Fragmento seleccionado
En otros contextos, el Domingo de Ramos empieza cuando en la puerta de la iglesia, se toma un ramito de olivo de los que están apilados en el suelo y se entra al templo con gente desconocida con la cual no se comparte mucho más que los buenos días. La distancia entre las dos situaciones es tremenda. Y hasta aquí, nadie ha dicho nada de Dios. Pero desde luego, es claro que el Dios de unos y de otros debe ser muy distinto aunque se celebre la misma fiesta.
La clave estará en hacer que las distancias se reduzcan o simplemente en agradecer que Dios sea así con los pobres, a quienes les da sabiduría, gozo e inteligencia suficientes como para resistir las condiciones de vida que otros quizás tengan más o menos seguras. Pero para todos y todas llega un momento en que por la misericordia de Dios, tenemos que enfrentarnos a la desnudez de la vida. Y ahí es precisamente donde nos encontramos.

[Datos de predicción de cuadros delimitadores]
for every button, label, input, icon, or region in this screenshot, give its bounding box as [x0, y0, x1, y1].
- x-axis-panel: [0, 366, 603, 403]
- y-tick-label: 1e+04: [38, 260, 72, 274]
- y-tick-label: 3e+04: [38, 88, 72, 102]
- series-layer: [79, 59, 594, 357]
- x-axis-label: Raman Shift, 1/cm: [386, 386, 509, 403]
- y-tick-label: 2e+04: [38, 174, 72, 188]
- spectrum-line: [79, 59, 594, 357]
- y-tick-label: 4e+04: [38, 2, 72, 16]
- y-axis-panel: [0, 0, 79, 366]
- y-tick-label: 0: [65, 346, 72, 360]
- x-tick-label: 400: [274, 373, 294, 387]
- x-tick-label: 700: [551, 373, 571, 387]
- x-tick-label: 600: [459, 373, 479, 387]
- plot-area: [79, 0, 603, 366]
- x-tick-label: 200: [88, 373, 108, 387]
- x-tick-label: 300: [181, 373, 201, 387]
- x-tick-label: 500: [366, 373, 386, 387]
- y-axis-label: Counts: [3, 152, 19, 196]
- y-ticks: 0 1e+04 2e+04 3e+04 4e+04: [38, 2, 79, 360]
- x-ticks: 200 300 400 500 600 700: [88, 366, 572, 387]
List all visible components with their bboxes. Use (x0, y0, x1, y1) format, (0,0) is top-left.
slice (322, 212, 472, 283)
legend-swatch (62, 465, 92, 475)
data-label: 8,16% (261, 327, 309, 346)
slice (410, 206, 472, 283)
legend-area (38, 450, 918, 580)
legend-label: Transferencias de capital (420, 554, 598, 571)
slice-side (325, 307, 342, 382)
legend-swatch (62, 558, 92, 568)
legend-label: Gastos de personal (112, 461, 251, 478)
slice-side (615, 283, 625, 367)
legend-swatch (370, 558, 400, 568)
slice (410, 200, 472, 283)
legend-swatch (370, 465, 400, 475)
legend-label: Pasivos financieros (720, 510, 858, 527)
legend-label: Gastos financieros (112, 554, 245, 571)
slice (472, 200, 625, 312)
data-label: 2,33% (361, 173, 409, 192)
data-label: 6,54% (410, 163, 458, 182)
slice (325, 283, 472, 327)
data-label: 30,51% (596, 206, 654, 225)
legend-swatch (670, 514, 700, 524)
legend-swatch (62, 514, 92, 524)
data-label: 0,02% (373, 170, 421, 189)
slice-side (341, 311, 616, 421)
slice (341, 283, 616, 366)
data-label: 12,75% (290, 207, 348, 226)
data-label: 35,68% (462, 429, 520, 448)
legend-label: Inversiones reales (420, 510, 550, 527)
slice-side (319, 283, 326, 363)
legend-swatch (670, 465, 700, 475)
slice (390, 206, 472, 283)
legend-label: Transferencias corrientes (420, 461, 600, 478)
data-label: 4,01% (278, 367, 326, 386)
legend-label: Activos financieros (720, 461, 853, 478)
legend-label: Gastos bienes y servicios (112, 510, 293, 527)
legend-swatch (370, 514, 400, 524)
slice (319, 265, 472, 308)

Preguntas de estudio
A - En el fragmento sobre el Domingo de Ramos, ¿de qué planta es el ramito que se toma en la puerta de la iglesia?
B - Copia el fragmento sobre el Domingo de Ramos desde "La clave estará" hasta "donde nos encontramos.", sustituyendo "los pobres" por "los humildes".
C - Continúa el fragmento sobre el Domingo de Ramos a partir de su última oración.
Los registros son un material aparte.

Respuestas
A - De olivo.

B -
La clave estará en hacer que las distancias se reduzcan o simplemente en agradecer que Dios sea así con los humildes, a quienes les da sabiduría, gozo e inteligencia suficientes como para resistir las condiciones de vida que otros quizás tengan más o menos seguras. Pero para todos y todas llega un momento en que por la misericordia de Dios, tenemos que enfrentarnos a la desnudez de la vida. Y ahí es precisamente donde nos encontramos.

C -
En nuestras comunidades la fragilidad es tan manifiesta, que otro milagro consiste en compartir y vibrar por la Palabra y seguir creyendo hondamente en Dios que anima en medio de tantas situaciones de muerte: violencias intrafamiliares, pobrezas, enfermedades, situaciones precarias, debilidades… Y con la total sencillez campesina de quienes no saben muy bien leer, pero saben muy bien padecer al estilo del evangelio.
Quizás Jesús cuando entró en Jerusalén a lomos de un burro, lo hizo teniendo en el corazón y en la mente a la gente del pueblo de Sucumbíos, que sufre y vive situaciones de angustia cotidiana. Dicen que subiéndose a un burro quiso también enfrentar a los poderosos y que ese pequeño gesto profético le trajo consecuencias terribles. Quienes se creen importantes van a lomos de caballos, y ahora de buenos carros. Presentarse así es desafiante.